* _Provided records_
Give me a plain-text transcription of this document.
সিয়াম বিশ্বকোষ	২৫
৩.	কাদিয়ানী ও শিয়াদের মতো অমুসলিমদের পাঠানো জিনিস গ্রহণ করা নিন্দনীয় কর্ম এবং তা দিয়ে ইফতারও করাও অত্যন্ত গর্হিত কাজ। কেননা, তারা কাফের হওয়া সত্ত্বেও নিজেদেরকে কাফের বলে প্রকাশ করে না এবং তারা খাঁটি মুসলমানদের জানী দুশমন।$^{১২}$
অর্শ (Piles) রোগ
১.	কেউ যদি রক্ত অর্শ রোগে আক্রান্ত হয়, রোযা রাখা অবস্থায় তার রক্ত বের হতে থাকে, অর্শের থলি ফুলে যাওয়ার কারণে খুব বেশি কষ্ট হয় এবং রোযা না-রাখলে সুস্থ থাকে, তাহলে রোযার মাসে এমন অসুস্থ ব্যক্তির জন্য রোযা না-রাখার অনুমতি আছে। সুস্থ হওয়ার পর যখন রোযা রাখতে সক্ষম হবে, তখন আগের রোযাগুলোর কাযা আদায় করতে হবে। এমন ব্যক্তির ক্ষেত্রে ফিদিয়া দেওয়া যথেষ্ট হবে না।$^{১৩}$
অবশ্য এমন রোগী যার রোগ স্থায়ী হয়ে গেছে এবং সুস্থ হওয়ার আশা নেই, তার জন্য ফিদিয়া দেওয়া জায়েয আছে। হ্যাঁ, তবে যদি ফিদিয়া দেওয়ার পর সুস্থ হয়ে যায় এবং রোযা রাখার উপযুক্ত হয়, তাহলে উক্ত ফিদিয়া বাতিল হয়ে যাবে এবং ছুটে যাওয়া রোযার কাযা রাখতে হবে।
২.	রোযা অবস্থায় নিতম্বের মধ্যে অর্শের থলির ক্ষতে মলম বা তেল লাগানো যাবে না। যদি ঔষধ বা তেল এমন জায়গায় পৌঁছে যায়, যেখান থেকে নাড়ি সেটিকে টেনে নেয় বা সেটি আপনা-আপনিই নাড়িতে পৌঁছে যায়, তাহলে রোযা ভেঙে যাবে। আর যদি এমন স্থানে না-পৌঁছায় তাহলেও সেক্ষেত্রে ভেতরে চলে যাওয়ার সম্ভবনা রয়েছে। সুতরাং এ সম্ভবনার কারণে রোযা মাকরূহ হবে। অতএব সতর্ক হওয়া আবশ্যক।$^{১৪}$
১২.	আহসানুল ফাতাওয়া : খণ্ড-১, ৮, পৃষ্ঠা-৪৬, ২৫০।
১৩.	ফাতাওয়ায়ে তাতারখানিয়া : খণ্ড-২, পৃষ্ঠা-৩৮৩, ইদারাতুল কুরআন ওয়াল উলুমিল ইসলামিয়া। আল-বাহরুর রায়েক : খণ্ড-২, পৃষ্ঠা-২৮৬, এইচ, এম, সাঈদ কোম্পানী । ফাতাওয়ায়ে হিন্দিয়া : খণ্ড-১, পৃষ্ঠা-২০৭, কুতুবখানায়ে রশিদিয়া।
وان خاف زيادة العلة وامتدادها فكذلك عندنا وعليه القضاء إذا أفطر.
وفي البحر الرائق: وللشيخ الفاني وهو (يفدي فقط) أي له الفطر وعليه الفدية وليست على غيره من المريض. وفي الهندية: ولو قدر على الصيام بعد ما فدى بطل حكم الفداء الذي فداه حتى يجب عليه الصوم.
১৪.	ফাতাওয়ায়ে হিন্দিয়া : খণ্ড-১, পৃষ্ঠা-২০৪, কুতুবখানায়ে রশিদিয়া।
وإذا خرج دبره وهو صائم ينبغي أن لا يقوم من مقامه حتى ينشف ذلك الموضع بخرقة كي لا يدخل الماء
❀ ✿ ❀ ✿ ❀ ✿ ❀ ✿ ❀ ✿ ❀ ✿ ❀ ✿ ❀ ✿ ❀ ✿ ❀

* _Do this_
In the records above, find the lines containing "وعليه" and copy them.

* _Solution for this task_
وان خاف زيادة العلة وامتدادها فكذلك عندنا وعليه القضاء إذا أفطر.
وفي البحر الرائق: وللشيخ الفاني وهو (يفدي فقط) أي له الفطر وعليه الفدية وليست على غيره من المريض. وفي الهندية: ولو قدر على الصيام بعد ما فدى بطل حكم الفداء الذي فداه حتى يجب عليه الصوم.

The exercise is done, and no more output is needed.